Write the data below out exactly as it stands. Do not include the pictures.

┄┄┄┄┄┄┄┄┄┄┄┄┄┄┄┄┄┄┄┄

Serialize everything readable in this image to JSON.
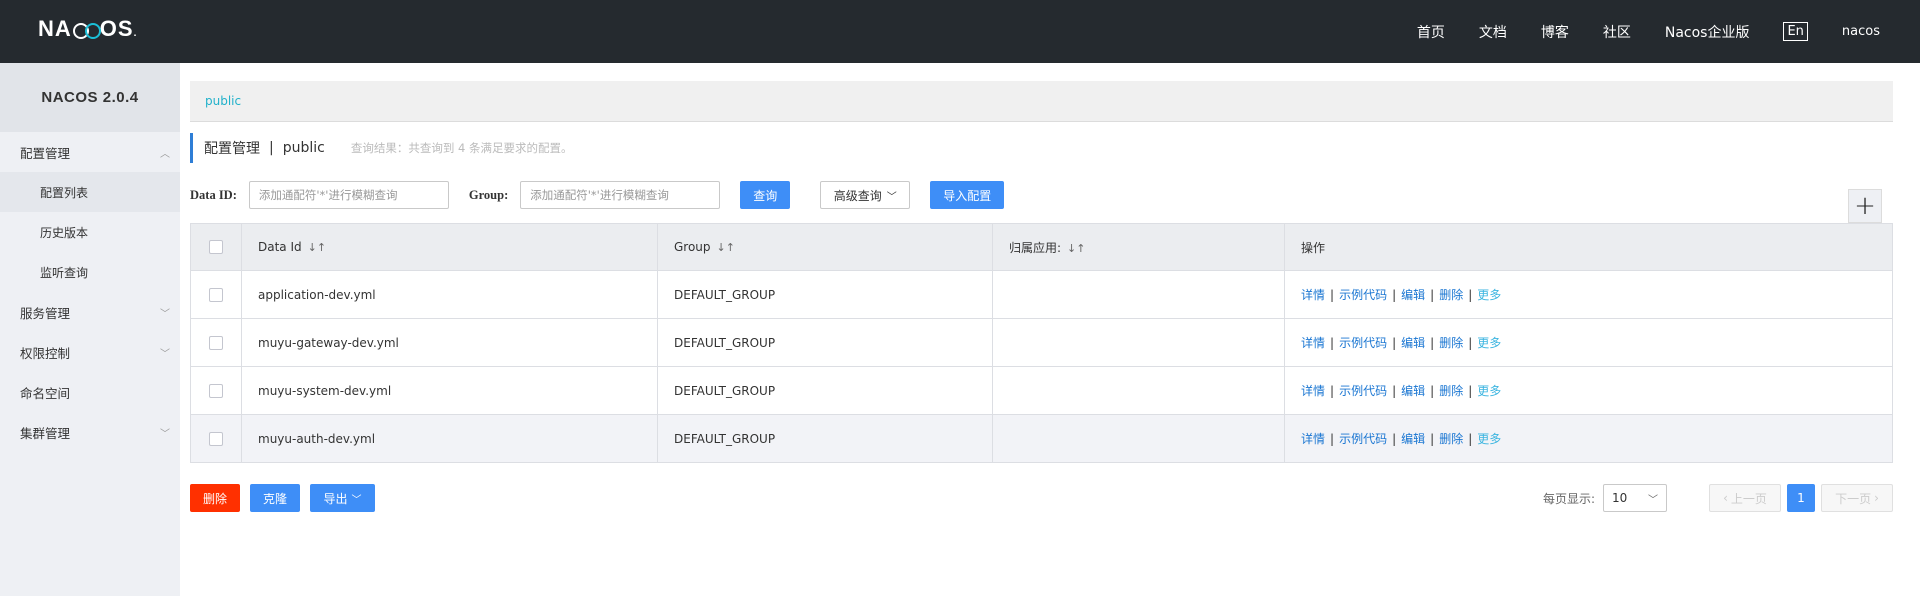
{
  "header": {
    "logo": "NACOS",
    "nav": [
      "首页",
      "文档",
      "博客",
      "社区",
      "Nacos企业版"
    ],
    "lang": "En",
    "user": "nacos"
  },
  "sidebar": {
    "version": "NACOS 2.0.4",
    "items": [
      {
        "label": "配置管理",
        "expanded": true
      },
      {
        "label": "配置列表",
        "sub": true,
        "active": true
      },
      {
        "label": "历史版本",
        "sub": true
      },
      {
        "label": "监听查询",
        "sub": true
      },
      {
        "label": "服务管理",
        "expanded": false
      },
      {
        "label": "权限控制",
        "expanded": false
      },
      {
        "label": "命名空间"
      },
      {
        "label": "集群管理",
        "expanded": false
      }
    ]
  },
  "main": {
    "namespace": "public",
    "title": "配置管理",
    "title_ns": "public",
    "result_hint": "查询结果：共查询到 4 条满足要求的配置。",
    "search": {
      "dataid_label": "Data ID:",
      "dataid_placeholder": "添加通配符'*'进行模糊查询",
      "group_label": "Group:",
      "group_placeholder": "添加通配符'*'进行模糊查询",
      "query_btn": "查询",
      "advanced_btn": "高级查询",
      "import_btn": "导入配置"
    },
    "table": {
      "headers": [
        "Data Id",
        "Group",
        "归属应用:",
        "操作"
      ],
      "rows": [
        {
          "dataid": "application-dev.yml",
          "group": "DEFAULT_GROUP",
          "app": ""
        },
        {
          "dataid": "muyu-gateway-dev.yml",
          "group": "DEFAULT_GROUP",
          "app": ""
        },
        {
          "dataid": "muyu-system-dev.yml",
          "group": "DEFAULT_GROUP",
          "app": ""
        },
        {
          "dataid": "muyu-auth-dev.yml",
          "group": "DEFAULT_GROUP",
          "app": ""
        }
      ],
      "ops": [
        "详情",
        "示例代码",
        "编辑",
        "删除",
        "更多"
      ]
    },
    "bottom": {
      "delete_btn": "删除",
      "clone_btn": "克隆",
      "export_btn": "导出",
      "page_size_label": "每页显示:",
      "page_size": "10",
      "prev": "上一页",
      "current_page": "1",
      "next": "下一页"
    }
  },
  "colors": {
    "header_bg": "#252a2f",
    "sidebar_bg": "#eef0f4",
    "primary": "#3e8ef7",
    "danger": "#ff3000",
    "link": "#1a76d2",
    "accent": "#21b1ca"
  }
}
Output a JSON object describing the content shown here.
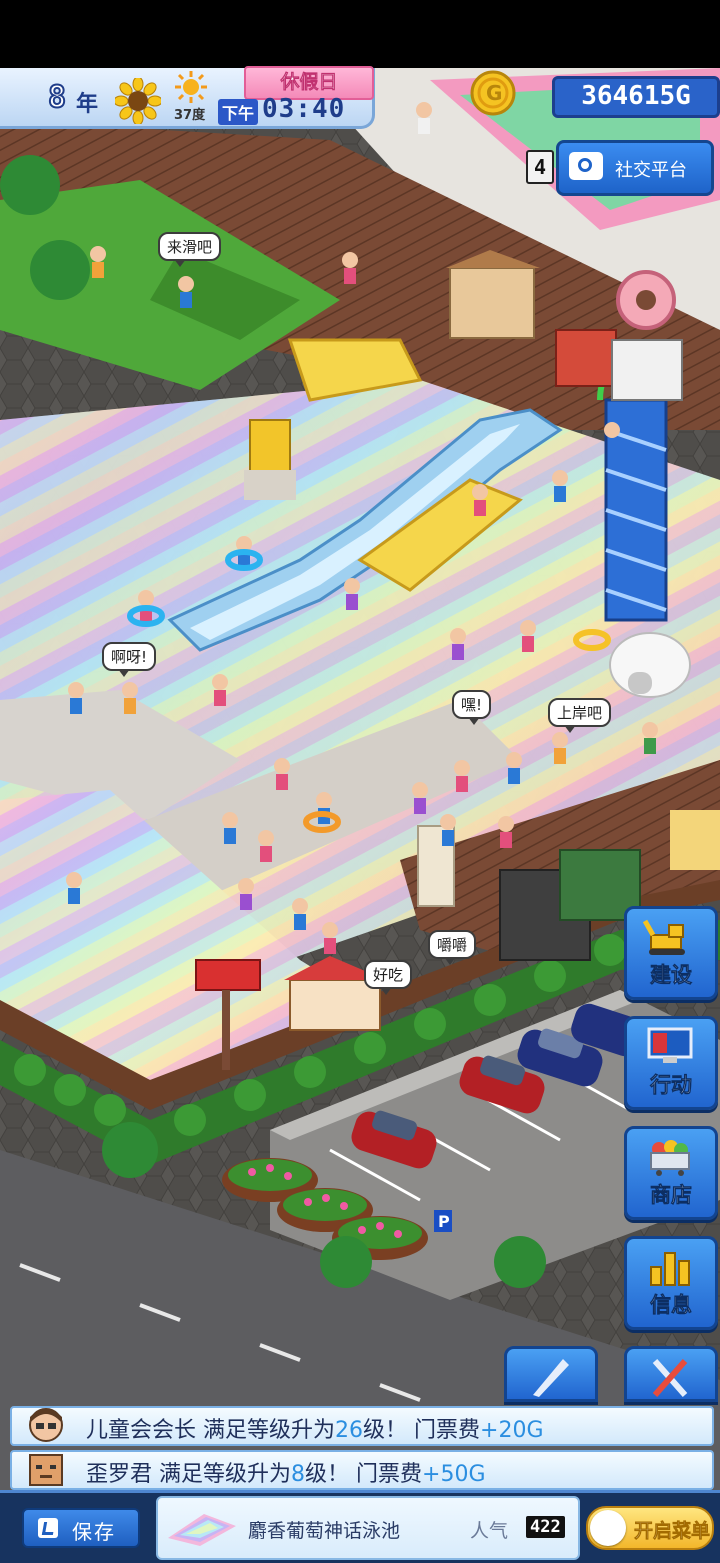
{
  "hud": {
    "year": "8",
    "year_unit": "年",
    "temperature": "37度",
    "day_type": "休假日",
    "ampm": "下午",
    "time": "03:40",
    "money": "364615G",
    "social_count": "4",
    "social_label": "社交平台"
  },
  "bubbles": [
    "来滑吧",
    "啊呀!",
    "嘿!",
    "上岸吧",
    "嚼嚼",
    "好吃"
  ],
  "side_menu": {
    "build": "建设",
    "action": "行动",
    "shop": "商店",
    "info": "信息"
  },
  "notifications": [
    {
      "name": "儿童会会长",
      "text_pre": "满足等级升为",
      "level": "26",
      "text_mid": "级！ 门票费",
      "fee": "+20G"
    },
    {
      "name": "歪罗君",
      "text_pre": "满足等级升为",
      "level": "8",
      "text_mid": "级！ 门票费",
      "fee": "+50G"
    }
  ],
  "bottom": {
    "save_label": "保存",
    "park_name": "麝香葡萄神话泳池",
    "popularity_label": "人气",
    "popularity_value": "422",
    "menu_toggle_label": "开启菜单"
  },
  "colors": {
    "accent_blue": "#2a63c9",
    "holiday_pink": "#f48ab8",
    "highlight_blue": "#2b8ee0"
  }
}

┄┄┄┄┄┄┄┄┄┄┄┄┄┄┄┄┄┄┄┄

ANSWER IN FULL »
Serialize everything readable in this image to JSON.
{
  "header": {
    "logo": "NACOS",
    "nav": [
      "首页",
      "文档",
      "博客",
      "社区",
      "Nacos企业版"
    ],
    "lang": "En",
    "user": "nacos"
  },
  "sidebar": {
    "version": "NACOS 2.0.4",
    "items": [
      {
        "label": "配置管理",
        "expanded": true
      },
      {
        "label": "配置列表",
        "sub": true,
        "active": true
      },
      {
        "label": "历史版本",
        "sub": true
      },
      {
        "label": "监听查询",
        "sub": true
      },
      {
        "label": "服务管理",
        "expanded": false
      },
      {
        "label": "权限控制",
        "expanded": false
      },
      {
        "label": "命名空间"
      },
      {
        "label": "集群管理",
        "expanded": false
      }
    ]
  },
  "main": {
    "namespace": "public",
    "title": "配置管理",
    "title_ns": "public",
    "result_hint": "查询结果：共查询到 4 条满足要求的配置。",
    "search": {
      "dataid_label": "Data ID:",
      "dataid_placeholder": "添加通配符'*'进行模糊查询",
      "group_label": "Group:",
      "group_placeholder": "添加通配符'*'进行模糊查询",
      "query_btn": "查询",
      "advanced_btn": "高级查询",
      "import_btn": "导入配置"
    },
    "table": {
      "headers": [
        "Data Id",
        "Group",
        "归属应用:",
        "操作"
      ],
      "rows": [
        {
          "dataid": "application-dev.yml",
          "group": "DEFAULT_GROUP",
          "app": ""
        },
        {
          "dataid": "muyu-gateway-dev.yml",
          "group": "DEFAULT_GROUP",
          "app": ""
        },
        {
          "dataid": "muyu-system-dev.yml",
          "group": "DEFAULT_GROUP",
          "app": ""
        },
        {
          "dataid": "muyu-auth-dev.yml",
          "group": "DEFAULT_GROUP",
          "app": ""
        }
      ],
      "ops": [
        "详情",
        "示例代码",
        "编辑",
        "删除",
        "更多"
      ]
    },
    "bottom": {
      "delete_btn": "删除",
      "clone_btn": "克隆",
      "export_btn": "导出",
      "page_size_label": "每页显示:",
      "page_size": "10",
      "prev": "上一页",
      "current_page": "1",
      "next": "下一页"
    }
  },
  "colors": {
    "header_bg": "#252a2f",
    "sidebar_bg": "#eef0f4",
    "primary": "#3e8ef7",
    "danger": "#ff3000",
    "link": "#1a76d2",
    "accent": "#21b1ca"
  }
}
Output a JSON object describing the content shown here.
{
  "hud": {
    "year": "8",
    "year_unit": "年",
    "temperature": "37度",
    "day_type": "休假日",
    "ampm": "下午",
    "time": "03:40",
    "money": "364615G",
    "social_count": "4",
    "social_label": "社交平台"
  },
  "bubbles": [
    "来滑吧",
    "啊呀!",
    "嘿!",
    "上岸吧",
    "嚼嚼",
    "好吃"
  ],
  "side_menu": {
    "build": "建设",
    "action": "行动",
    "shop": "商店",
    "info": "信息"
  },
  "notifications": [
    {
      "name": "儿童会会长",
      "text_pre": "满足等级升为",
      "level": "26",
      "text_mid": "级！ 门票费",
      "fee": "+20G"
    },
    {
      "name": "歪罗君",
      "text_pre": "满足等级升为",
      "level": "8",
      "text_mid": "级！ 门票费",
      "fee": "+50G"
    }
  ],
  "bottom": {
    "save_label": "保存",
    "park_name": "麝香葡萄神话泳池",
    "popularity_label": "人气",
    "popularity_value": "422",
    "menu_toggle_label": "开启菜单"
  },
  "colors": {
    "accent_blue": "#2a63c9",
    "holiday_pink": "#f48ab8",
    "highlight_blue": "#2b8ee0"
  }
}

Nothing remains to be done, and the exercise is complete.